Go through the records below line by line. Count the lines with "Engineering" and give the count alone.
#### Recorded data
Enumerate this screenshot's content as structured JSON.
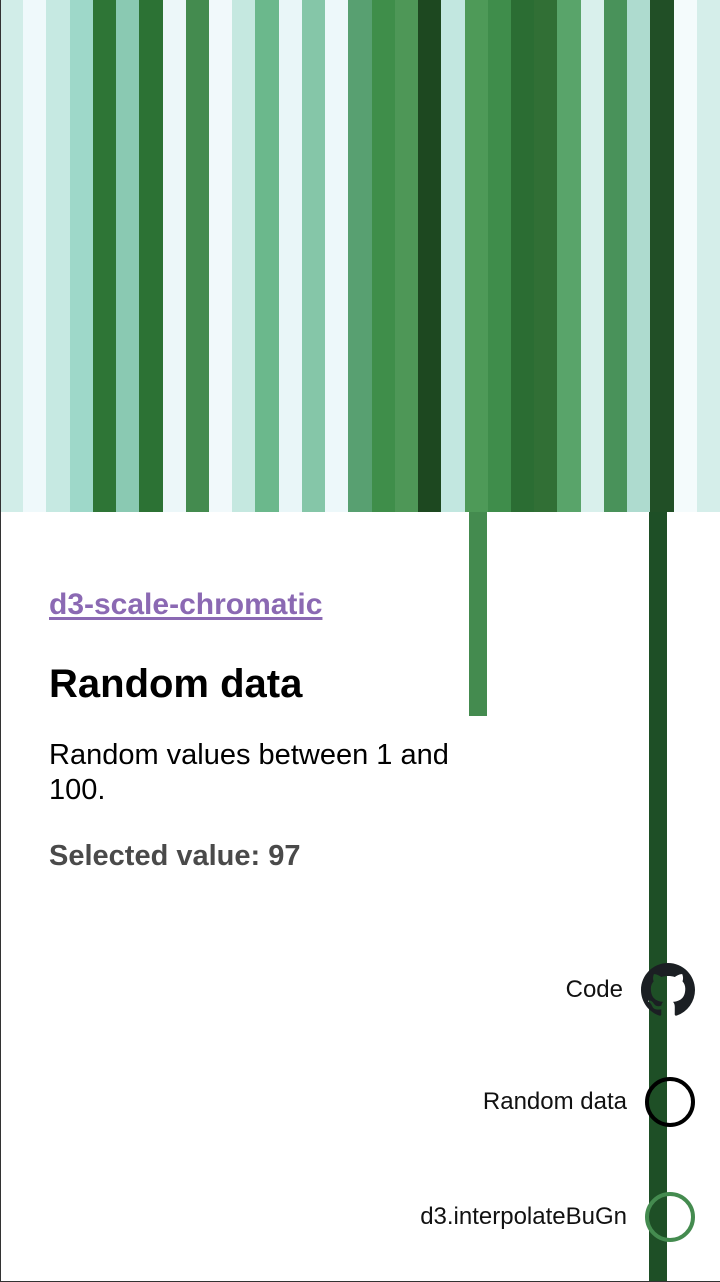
{
  "palette": [
    "#f7fcfd",
    "#e5f5f9",
    "#ccece6",
    "#99d8c9",
    "#66c2a4",
    "#41ae76",
    "#238b45",
    "#006d2c",
    "#00441b"
  ],
  "stripes": [
    "#d1ede8",
    "#eff9fb",
    "#c6e9e2",
    "#9ed8c9",
    "#2e7536",
    "#8ac9b2",
    "#2c7234",
    "#ecf7f9",
    "#448b4f",
    "#f1f9fb",
    "#c5e8e0",
    "#6bb88c",
    "#e9f6f8",
    "#85c6a8",
    "#edf8fa",
    "#58a071",
    "#3f8e4a",
    "#4e9757",
    "#1d4820",
    "#c2e7e0",
    "#4e9a58",
    "#3f8d4b",
    "#2b6d33",
    "#316f35",
    "#59a46a",
    "#d9f0ec",
    "#49925a",
    "#aedbcf",
    "#214f26",
    "#f4fbfc",
    "#d5eeea"
  ],
  "selected_bar_color": "#448b4f",
  "selected_line_color": "#1e4f26",
  "link": {
    "label": "d3-scale-chromatic",
    "color": "#8b69b3"
  },
  "page": {
    "title": "Random data",
    "description": "Random values between 1 and 100.",
    "selected_value": "Selected value: 97"
  },
  "side_nav": {
    "code_label": "Code",
    "dataset_label": "Random data",
    "interpolator_label": "d3.interpolateBuGn",
    "interpolator_color": "#448b4f"
  }
}
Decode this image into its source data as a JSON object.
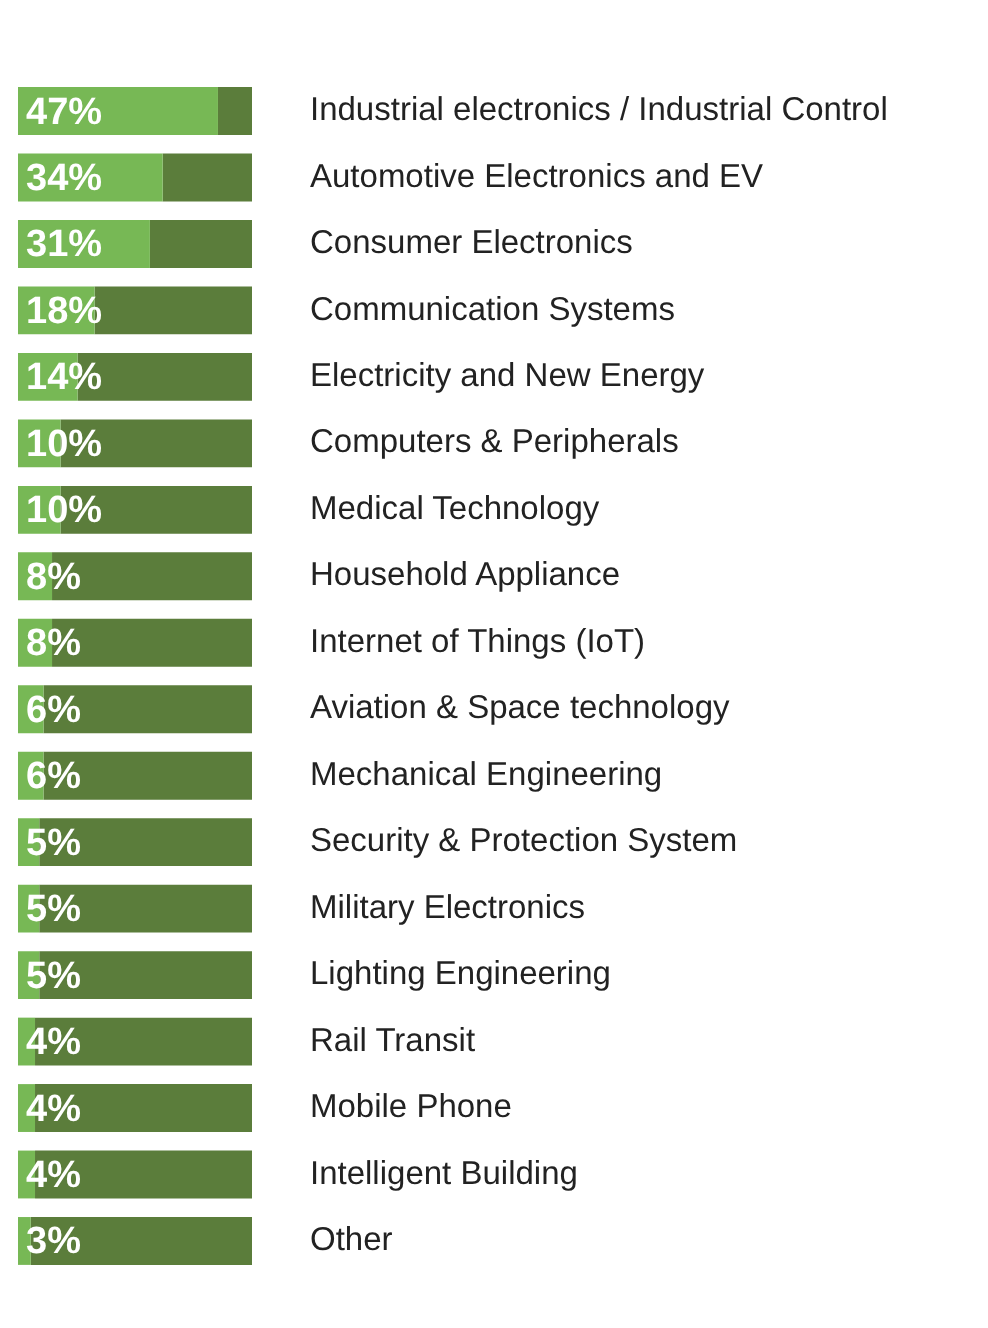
{
  "chart_data": {
    "type": "bar",
    "orientation": "horizontal",
    "categories": [
      "Industrial electronics / Industrial Control",
      "Automotive Electronics and EV",
      "Consumer Electronics",
      "Communication Systems",
      "Electricity and New Energy",
      "Computers & Peripherals",
      "Medical Technology",
      "Household Appliance",
      "Internet of Things (IoT)",
      "Aviation & Space technology",
      "Mechanical Engineering",
      "Security & Protection System",
      "Military Electronics",
      "Lighting Engineering",
      "Rail Transit",
      "Mobile Phone",
      "Intelligent Building",
      "Other"
    ],
    "series": [
      {
        "color": "#77b855",
        "values": [
          47,
          34,
          31,
          18,
          14,
          10,
          10,
          8,
          8,
          6,
          6,
          5,
          5,
          5,
          4,
          4,
          4,
          3
        ],
        "value_labels": [
          "47%",
          "34%",
          "31%",
          "18%",
          "14%",
          "10%",
          "10%",
          "8%",
          "8%",
          "6%",
          "6%",
          "5%",
          "5%",
          "5%",
          "4%",
          "4%",
          "4%",
          "3%"
        ]
      },
      {
        "color": "#5b7d3b",
        "values": [
          8,
          21,
          24,
          37,
          41,
          45,
          45,
          47,
          47,
          49,
          49,
          50,
          50,
          50,
          51,
          51,
          51,
          52
        ]
      }
    ],
    "stacked": true,
    "grid": false,
    "legend": false
  }
}
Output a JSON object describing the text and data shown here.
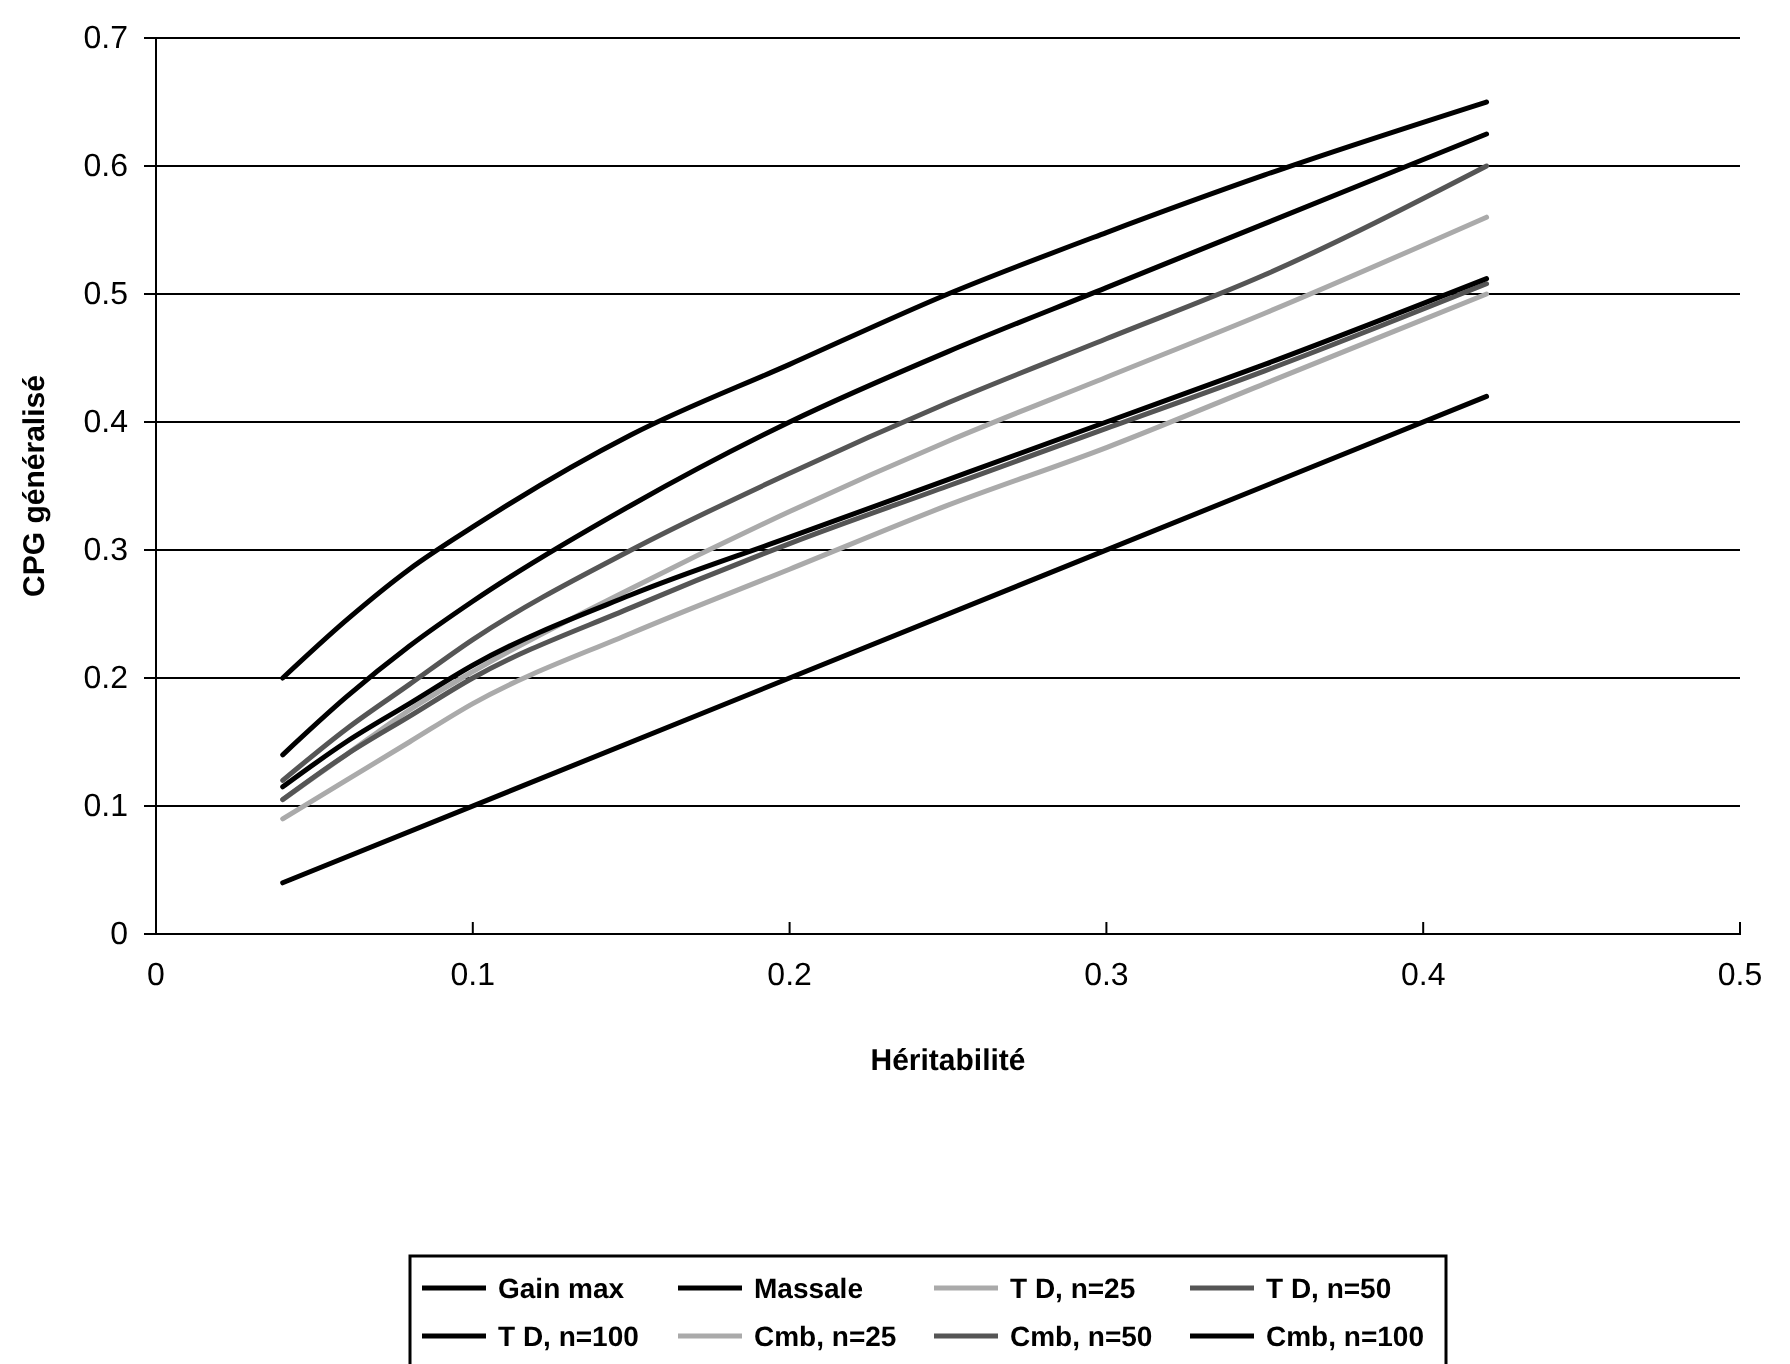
{
  "chart_data": {
    "type": "line",
    "xlabel": "Héritabilité",
    "ylabel": "CPG généralisé",
    "x": [
      0.04,
      0.06,
      0.08,
      0.1,
      0.15,
      0.2,
      0.25,
      0.3,
      0.35,
      0.42
    ],
    "xlim": [
      0,
      0.5
    ],
    "xticks": [
      0,
      0.1,
      0.2,
      0.3,
      0.4,
      0.5
    ],
    "ylim": [
      0,
      0.7
    ],
    "yticks": [
      0,
      0.1,
      0.2,
      0.3,
      0.4,
      0.5,
      0.6,
      0.7
    ],
    "grid": "y",
    "legend": "bottom",
    "line_style": "solid",
    "marker": "none",
    "series": [
      {
        "name": "Gain max",
        "color": "#000000",
        "values": [
          0.2,
          0.245,
          0.285,
          0.318,
          0.39,
          0.445,
          0.5,
          0.548,
          0.593,
          0.65
        ]
      },
      {
        "name": "Massale",
        "color": "#000000",
        "x": [
          0.04,
          0.42
        ],
        "values": [
          0.04,
          0.42
        ]
      },
      {
        "name": "T D, n=25",
        "color": "#aaaaaa",
        "values": [
          0.105,
          0.14,
          0.175,
          0.205,
          0.27,
          0.33,
          0.385,
          0.435,
          0.485,
          0.56
        ]
      },
      {
        "name": "T D, n=50",
        "color": "#555555",
        "values": [
          0.12,
          0.16,
          0.195,
          0.23,
          0.3,
          0.36,
          0.415,
          0.465,
          0.515,
          0.6
        ]
      },
      {
        "name": "T D, n=100",
        "color": "#000000",
        "values": [
          0.14,
          0.185,
          0.225,
          0.26,
          0.335,
          0.4,
          0.455,
          0.505,
          0.555,
          0.625
        ]
      },
      {
        "name": "Cmb, n=25",
        "color": "#aaaaaa",
        "values": [
          0.09,
          0.12,
          0.15,
          0.18,
          0.235,
          0.285,
          0.335,
          0.38,
          0.43,
          0.5
        ]
      },
      {
        "name": "Cmb, n=50",
        "color": "#555555",
        "values": [
          0.105,
          0.14,
          0.17,
          0.2,
          0.255,
          0.305,
          0.35,
          0.395,
          0.44,
          0.508
        ]
      },
      {
        "name": "Cmb, n=100",
        "color": "#000000",
        "values": [
          0.115,
          0.15,
          0.18,
          0.21,
          0.265,
          0.31,
          0.355,
          0.4,
          0.445,
          0.512
        ]
      }
    ]
  }
}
########
**Problem solution:**
2